(Dataset listings of figures)
* start *

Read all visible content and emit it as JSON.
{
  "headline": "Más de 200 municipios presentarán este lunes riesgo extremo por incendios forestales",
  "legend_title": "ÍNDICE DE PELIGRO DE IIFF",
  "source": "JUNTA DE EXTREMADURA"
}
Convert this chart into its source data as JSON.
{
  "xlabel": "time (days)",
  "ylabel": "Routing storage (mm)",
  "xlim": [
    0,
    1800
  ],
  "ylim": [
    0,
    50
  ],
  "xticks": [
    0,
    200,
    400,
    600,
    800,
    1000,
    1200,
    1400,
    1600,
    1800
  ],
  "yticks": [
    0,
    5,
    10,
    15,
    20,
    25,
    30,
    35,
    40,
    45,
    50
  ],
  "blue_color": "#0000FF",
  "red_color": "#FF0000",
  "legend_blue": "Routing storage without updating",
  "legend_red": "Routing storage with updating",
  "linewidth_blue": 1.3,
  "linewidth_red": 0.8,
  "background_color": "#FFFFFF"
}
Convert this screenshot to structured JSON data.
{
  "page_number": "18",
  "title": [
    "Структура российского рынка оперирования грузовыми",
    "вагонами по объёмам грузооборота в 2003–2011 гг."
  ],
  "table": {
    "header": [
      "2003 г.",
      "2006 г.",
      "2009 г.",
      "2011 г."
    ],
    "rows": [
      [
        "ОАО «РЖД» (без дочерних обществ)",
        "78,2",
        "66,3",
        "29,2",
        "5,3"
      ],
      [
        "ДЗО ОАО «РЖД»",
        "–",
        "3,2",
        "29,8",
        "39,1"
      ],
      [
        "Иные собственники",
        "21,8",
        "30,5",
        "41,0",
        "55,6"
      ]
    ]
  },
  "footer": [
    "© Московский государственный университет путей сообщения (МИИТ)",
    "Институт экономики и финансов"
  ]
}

* end *

**The exercise**
Transcribe the entire listing above precisely.

**Solved problem**
Read all visible content and emit it as JSON.
{
  "headline": "Más de 200 municipios presentarán este lunes riesgo extremo por incendios forestales",
  "legend_title": "ÍNDICE DE PELIGRO DE IIFF",
  "source": "JUNTA DE EXTREMADURA"
}
Convert this chart into its source data as JSON.
{
  "xlabel": "time (days)",
  "ylabel": "Routing storage (mm)",
  "xlim": [
    0,
    1800
  ],
  "ylim": [
    0,
    50
  ],
  "xticks": [
    0,
    200,
    400,
    600,
    800,
    1000,
    1200,
    1400,
    1600,
    1800
  ],
  "yticks": [
    0,
    5,
    10,
    15,
    20,
    25,
    30,
    35,
    40,
    45,
    50
  ],
  "blue_color": "#0000FF",
  "red_color": "#FF0000",
  "legend_blue": "Routing storage without updating",
  "legend_red": "Routing storage with updating",
  "linewidth_blue": 1.3,
  "linewidth_red": 0.8,
  "background_color": "#FFFFFF"
}
Convert this screenshot to structured JSON data.
{
  "page_number": "18",
  "title": [
    "Структура российского рынка оперирования грузовыми",
    "вагонами по объёмам грузооборота в 2003–2011 гг."
  ],
  "table": {
    "header": [
      "2003 г.",
      "2006 г.",
      "2009 г.",
      "2011 г."
    ],
    "rows": [
      [
        "ОАО «РЖД» (без дочерних обществ)",
        "78,2",
        "66,3",
        "29,2",
        "5,3"
      ],
      [
        "ДЗО ОАО «РЖД»",
        "–",
        "3,2",
        "29,8",
        "39,1"
      ],
      [
        "Иные собственники",
        "21,8",
        "30,5",
        "41,0",
        "55,6"
      ]
    ]
  },
  "footer": [
    "© Московский государственный университет путей сообщения (МИИТ)",
    "Институт экономики и финансов"
  ]
}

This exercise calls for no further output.